### Extracted entries
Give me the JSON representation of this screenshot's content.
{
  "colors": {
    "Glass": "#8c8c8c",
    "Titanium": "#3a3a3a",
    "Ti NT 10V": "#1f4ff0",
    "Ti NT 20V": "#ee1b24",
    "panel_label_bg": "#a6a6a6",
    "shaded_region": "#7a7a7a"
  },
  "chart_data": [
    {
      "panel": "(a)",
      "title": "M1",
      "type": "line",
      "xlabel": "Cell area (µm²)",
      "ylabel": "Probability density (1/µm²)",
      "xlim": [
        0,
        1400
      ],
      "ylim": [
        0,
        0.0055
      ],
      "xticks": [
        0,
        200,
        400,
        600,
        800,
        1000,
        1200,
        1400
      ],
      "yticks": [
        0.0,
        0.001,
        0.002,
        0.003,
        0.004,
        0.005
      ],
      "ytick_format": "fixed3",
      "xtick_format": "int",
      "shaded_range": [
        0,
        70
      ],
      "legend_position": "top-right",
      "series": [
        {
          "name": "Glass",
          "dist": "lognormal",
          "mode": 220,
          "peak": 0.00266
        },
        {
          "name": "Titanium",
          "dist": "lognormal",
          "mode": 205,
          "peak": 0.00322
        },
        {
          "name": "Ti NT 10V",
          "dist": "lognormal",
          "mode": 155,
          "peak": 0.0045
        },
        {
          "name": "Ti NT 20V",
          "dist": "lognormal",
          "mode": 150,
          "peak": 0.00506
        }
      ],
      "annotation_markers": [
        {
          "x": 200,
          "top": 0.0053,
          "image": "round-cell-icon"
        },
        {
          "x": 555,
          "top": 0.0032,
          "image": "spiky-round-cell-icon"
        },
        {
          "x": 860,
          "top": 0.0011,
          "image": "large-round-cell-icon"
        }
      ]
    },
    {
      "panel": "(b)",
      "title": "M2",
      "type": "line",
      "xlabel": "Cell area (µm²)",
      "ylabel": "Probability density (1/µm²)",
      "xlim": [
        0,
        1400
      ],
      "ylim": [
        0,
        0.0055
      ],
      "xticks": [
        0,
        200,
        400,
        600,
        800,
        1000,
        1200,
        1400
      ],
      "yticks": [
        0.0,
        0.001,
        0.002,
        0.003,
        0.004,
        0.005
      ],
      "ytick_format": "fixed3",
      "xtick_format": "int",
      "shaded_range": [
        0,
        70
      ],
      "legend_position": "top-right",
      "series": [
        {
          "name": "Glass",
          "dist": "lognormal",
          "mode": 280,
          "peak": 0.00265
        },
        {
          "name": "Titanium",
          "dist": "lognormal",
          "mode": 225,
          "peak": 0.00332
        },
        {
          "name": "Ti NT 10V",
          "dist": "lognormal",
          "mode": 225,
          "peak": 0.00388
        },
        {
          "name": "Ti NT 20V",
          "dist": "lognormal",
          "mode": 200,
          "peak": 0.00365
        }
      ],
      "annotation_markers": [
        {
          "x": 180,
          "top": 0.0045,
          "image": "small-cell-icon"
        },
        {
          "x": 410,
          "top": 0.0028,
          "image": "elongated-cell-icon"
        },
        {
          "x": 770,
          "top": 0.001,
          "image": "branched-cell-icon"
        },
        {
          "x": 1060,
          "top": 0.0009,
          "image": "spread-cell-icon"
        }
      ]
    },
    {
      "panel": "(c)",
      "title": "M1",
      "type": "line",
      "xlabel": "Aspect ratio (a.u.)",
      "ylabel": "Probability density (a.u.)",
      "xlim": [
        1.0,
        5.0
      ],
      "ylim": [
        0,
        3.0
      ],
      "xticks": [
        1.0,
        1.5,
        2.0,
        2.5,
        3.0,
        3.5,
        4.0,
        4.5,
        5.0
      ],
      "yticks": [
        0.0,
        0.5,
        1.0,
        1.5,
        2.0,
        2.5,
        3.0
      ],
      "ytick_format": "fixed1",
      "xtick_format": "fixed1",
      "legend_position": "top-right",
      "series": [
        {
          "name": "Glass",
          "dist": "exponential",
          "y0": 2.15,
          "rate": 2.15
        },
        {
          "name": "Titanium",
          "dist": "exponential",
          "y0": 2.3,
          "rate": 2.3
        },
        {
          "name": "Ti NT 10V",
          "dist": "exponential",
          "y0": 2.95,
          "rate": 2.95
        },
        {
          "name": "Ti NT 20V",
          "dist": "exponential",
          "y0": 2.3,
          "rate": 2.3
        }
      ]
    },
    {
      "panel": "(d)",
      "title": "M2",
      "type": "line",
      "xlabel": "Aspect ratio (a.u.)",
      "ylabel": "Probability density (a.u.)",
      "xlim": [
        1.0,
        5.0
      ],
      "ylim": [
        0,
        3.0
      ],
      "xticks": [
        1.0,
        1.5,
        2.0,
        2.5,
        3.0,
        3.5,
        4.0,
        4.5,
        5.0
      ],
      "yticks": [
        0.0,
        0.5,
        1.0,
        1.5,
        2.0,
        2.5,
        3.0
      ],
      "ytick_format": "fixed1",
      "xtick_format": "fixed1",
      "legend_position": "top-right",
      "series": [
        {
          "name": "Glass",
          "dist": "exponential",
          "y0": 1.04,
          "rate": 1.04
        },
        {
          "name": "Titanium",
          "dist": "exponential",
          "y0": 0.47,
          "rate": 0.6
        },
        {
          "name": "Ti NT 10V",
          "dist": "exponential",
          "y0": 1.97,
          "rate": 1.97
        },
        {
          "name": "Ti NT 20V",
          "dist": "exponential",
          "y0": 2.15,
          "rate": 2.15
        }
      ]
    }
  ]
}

### Written instruction
In the material above, find each line that contains the word "icon", and select it.

### Response to the exercise
          "image": "round-cell-icon"
          "image": "spiky-round-cell-icon"
          "image": "large-round-cell-icon"
          "image": "small-cell-icon"
          "image": "elongated-cell-icon"
          "image": "branched-cell-icon"
          "image": "spread-cell-icon"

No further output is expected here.